EXERCISE: Go through the entries below and say how many lines contain the string "Information"; write only that number.

[Document text records]
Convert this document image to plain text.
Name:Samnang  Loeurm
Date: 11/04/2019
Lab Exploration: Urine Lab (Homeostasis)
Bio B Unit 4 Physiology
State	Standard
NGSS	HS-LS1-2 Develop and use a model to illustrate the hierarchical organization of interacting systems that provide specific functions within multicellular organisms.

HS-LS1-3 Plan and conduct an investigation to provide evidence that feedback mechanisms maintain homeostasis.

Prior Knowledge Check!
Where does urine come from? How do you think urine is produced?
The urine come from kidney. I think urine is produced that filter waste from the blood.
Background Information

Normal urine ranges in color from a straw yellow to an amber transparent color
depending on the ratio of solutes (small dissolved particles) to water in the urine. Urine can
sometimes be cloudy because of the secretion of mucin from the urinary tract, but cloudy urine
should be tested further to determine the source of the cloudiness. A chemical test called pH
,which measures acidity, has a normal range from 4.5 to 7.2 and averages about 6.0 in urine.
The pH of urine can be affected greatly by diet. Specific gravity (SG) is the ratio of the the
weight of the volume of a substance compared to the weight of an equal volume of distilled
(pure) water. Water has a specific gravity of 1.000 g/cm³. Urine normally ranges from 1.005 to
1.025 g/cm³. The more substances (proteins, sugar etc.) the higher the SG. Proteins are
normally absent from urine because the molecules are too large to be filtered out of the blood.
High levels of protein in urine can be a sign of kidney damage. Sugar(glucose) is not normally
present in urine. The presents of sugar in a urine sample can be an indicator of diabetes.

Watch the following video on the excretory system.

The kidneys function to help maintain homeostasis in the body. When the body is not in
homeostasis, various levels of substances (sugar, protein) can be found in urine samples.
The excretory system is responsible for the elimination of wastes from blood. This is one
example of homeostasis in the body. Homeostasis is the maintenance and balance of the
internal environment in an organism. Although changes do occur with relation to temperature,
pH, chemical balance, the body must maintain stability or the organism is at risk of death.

---

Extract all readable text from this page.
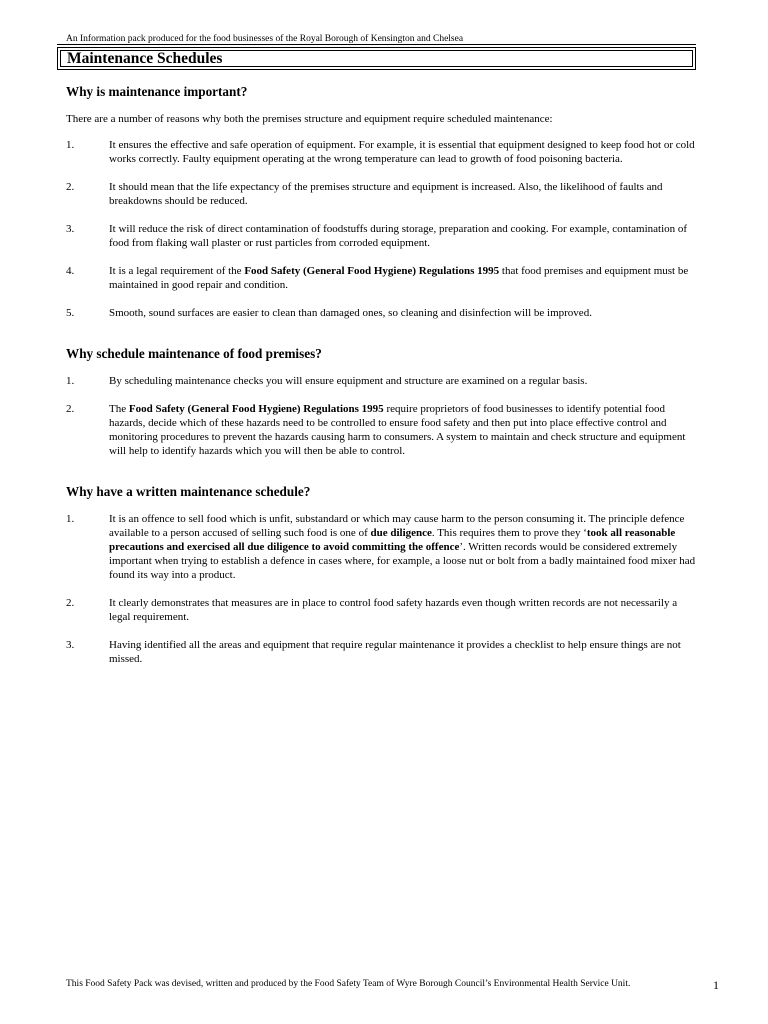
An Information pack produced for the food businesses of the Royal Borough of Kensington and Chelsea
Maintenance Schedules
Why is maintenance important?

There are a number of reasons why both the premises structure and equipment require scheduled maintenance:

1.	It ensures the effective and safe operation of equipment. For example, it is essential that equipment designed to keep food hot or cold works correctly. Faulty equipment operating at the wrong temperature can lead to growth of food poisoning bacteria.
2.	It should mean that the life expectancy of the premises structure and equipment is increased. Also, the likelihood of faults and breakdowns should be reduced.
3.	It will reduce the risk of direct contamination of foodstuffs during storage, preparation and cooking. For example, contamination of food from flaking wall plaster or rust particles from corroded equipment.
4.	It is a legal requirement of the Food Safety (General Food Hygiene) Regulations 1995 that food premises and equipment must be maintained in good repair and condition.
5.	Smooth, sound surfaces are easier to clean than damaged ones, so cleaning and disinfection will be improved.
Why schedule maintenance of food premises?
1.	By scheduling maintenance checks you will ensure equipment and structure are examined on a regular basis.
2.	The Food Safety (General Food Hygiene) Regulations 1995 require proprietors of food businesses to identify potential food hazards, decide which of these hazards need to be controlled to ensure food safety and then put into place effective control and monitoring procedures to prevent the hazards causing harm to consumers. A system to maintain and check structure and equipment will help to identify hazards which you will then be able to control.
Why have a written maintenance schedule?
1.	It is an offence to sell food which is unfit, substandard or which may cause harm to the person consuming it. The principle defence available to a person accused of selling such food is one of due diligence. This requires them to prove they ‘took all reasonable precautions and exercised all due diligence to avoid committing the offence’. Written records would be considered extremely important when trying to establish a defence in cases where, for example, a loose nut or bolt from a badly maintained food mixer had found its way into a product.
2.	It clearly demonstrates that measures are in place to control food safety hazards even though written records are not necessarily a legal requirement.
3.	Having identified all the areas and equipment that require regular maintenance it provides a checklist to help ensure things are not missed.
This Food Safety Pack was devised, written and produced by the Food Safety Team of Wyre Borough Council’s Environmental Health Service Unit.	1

WRITTEN SOLUTION: 2